Reproduce each line that includes the word "page".
— START OF Information given —
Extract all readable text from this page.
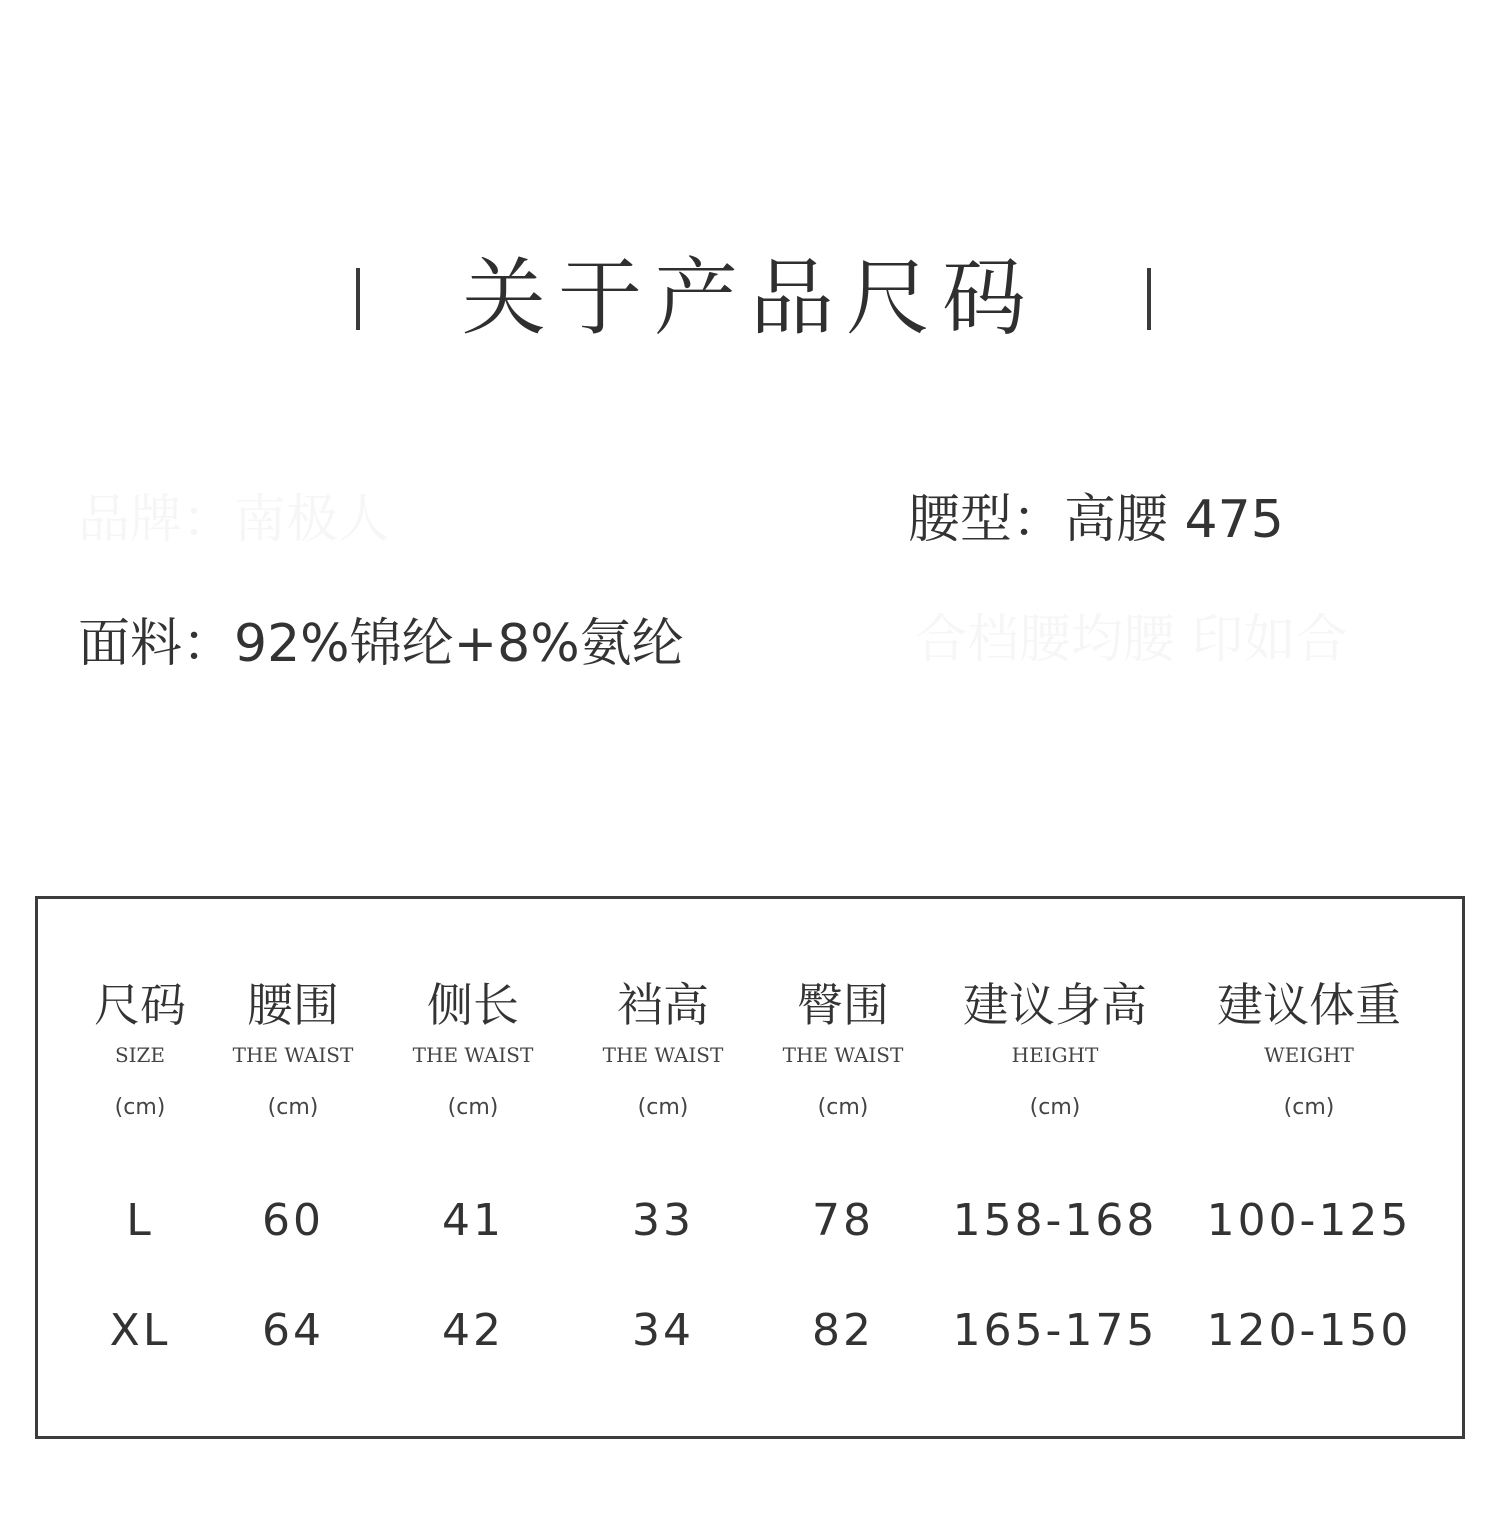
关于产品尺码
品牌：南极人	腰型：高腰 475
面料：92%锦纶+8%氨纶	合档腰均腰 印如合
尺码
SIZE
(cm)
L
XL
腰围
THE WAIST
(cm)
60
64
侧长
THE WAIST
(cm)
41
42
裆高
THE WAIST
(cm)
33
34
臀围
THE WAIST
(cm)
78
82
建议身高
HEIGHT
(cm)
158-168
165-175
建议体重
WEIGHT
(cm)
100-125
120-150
— END OF Information given —
— START OF Information given —
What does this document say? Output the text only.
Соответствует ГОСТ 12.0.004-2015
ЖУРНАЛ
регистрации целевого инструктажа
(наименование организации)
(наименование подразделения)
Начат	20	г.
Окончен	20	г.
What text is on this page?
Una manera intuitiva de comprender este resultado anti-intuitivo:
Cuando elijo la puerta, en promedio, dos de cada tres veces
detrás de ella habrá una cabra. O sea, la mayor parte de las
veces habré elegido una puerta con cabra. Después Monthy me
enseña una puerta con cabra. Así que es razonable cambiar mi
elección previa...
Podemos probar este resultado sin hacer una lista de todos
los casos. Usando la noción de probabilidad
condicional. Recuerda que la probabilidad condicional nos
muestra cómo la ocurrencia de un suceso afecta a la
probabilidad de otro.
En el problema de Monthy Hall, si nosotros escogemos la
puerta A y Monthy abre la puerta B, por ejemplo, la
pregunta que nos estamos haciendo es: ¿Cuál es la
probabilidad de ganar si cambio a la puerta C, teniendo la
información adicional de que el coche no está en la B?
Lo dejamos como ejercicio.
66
— END OF Information given —
— START OF Information given —
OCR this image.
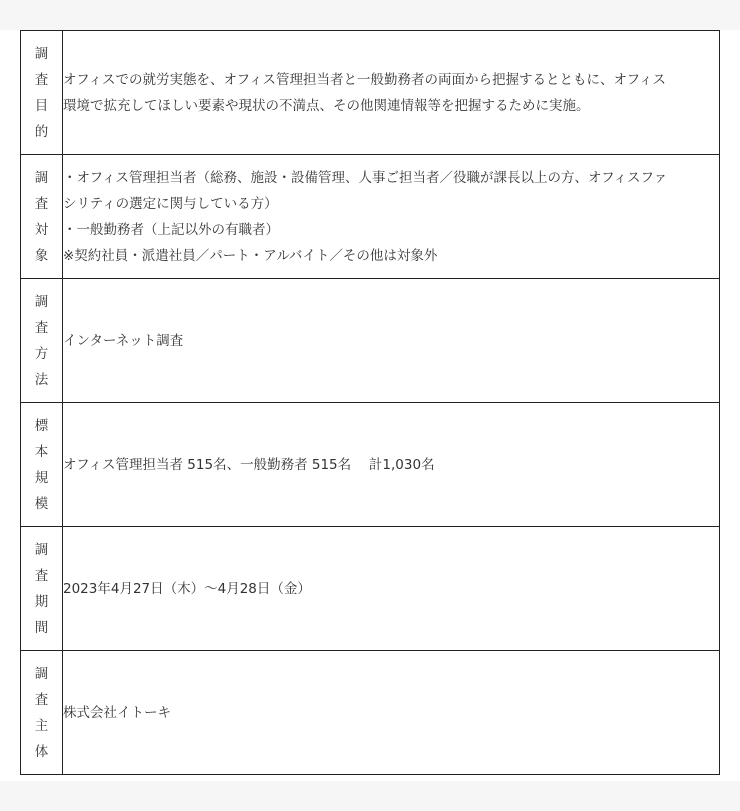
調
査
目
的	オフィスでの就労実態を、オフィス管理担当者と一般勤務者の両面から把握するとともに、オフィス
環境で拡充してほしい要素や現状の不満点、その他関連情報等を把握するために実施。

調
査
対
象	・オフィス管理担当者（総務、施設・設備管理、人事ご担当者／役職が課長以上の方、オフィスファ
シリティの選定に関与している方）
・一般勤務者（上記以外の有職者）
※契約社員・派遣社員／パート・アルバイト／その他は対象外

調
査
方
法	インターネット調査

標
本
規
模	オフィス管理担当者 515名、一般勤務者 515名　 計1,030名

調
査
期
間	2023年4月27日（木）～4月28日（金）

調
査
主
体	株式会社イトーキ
— END OF Information given —
> [The solution]:
Extract all readable text from this page.
What text is on this page?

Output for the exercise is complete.